• _Objective_: Print every entry exactly as written.

===== Stored records

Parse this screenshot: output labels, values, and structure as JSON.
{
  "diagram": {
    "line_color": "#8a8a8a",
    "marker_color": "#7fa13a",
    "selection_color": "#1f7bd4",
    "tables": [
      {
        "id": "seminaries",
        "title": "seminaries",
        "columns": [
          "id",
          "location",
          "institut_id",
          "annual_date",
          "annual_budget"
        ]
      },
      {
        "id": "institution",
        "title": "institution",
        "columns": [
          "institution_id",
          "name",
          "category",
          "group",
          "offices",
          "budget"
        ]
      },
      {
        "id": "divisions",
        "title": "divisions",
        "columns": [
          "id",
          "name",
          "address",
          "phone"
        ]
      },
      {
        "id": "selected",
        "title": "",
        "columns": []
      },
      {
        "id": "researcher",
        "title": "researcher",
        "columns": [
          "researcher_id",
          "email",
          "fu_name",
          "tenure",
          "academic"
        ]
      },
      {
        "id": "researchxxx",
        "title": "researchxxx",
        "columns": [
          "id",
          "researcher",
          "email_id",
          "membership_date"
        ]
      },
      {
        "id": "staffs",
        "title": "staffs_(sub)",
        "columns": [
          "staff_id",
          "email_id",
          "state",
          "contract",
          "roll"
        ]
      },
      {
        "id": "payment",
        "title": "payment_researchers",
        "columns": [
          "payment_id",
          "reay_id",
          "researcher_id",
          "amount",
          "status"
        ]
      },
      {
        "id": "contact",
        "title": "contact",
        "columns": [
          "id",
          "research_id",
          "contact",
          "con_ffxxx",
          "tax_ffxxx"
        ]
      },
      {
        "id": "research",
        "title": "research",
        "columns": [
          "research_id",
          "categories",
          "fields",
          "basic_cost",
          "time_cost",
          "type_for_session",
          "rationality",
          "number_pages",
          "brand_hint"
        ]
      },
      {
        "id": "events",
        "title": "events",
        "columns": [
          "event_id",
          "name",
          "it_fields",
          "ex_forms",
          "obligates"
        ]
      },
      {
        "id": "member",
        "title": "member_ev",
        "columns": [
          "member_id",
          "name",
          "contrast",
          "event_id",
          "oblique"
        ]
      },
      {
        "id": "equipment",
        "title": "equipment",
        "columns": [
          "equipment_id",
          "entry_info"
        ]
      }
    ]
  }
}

==========

• _Solution below_:
Parse this screenshot: output labels, values, and structure as JSON.
{
  "diagram": {
    "line_color": "#8a8a8a",
    "marker_color": "#7fa13a",
    "selection_color": "#1f7bd4",
    "tables": [
      {
        "id": "seminaries",
        "title": "seminaries",
        "columns": [
          "id",
          "location",
          "institut_id",
          "annual_date",
          "annual_budget"
        ]
      },
      {
        "id": "institution",
        "title": "institution",
        "columns": [
          "institution_id",
          "name",
          "category",
          "group",
          "offices",
          "budget"
        ]
      },
      {
        "id": "divisions",
        "title": "divisions",
        "columns": [
          "id",
          "name",
          "address",
          "phone"
        ]
      },
      {
        "id": "selected",
        "title": "",
        "columns": []
      },
      {
        "id": "researcher",
        "title": "researcher",
        "columns": [
          "researcher_id",
          "email",
          "fu_name",
          "tenure",
          "academic"
        ]
      },
      {
        "id": "researchxxx",
        "title": "researchxxx",
        "columns": [
          "id",
          "researcher",
          "email_id",
          "membership_date"
        ]
      },
      {
        "id": "staffs",
        "title": "staffs_(sub)",
        "columns": [
          "staff_id",
          "email_id",
          "state",
          "contract",
          "roll"
        ]
      },
      {
        "id": "payment",
        "title": "payment_researchers",
        "columns": [
          "payment_id",
          "reay_id",
          "researcher_id",
          "amount",
          "status"
        ]
      },
      {
        "id": "contact",
        "title": "contact",
        "columns": [
          "id",
          "research_id",
          "contact",
          "con_ffxxx",
          "tax_ffxxx"
        ]
      },
      {
        "id": "research",
        "title": "research",
        "columns": [
          "research_id",
          "categories",
          "fields",
          "basic_cost",
          "time_cost",
          "type_for_session",
          "rationality",
          "number_pages",
          "brand_hint"
        ]
      },
      {
        "id": "events",
        "title": "events",
        "columns": [
          "event_id",
          "name",
          "it_fields",
          "ex_forms",
          "obligates"
        ]
      },
      {
        "id": "member",
        "title": "member_ev",
        "columns": [
          "member_id",
          "name",
          "contrast",
          "event_id",
          "oblique"
        ]
      },
      {
        "id": "equipment",
        "title": "equipment",
        "columns": [
          "equipment_id",
          "entry_info"
        ]
      }
    ]
  }
}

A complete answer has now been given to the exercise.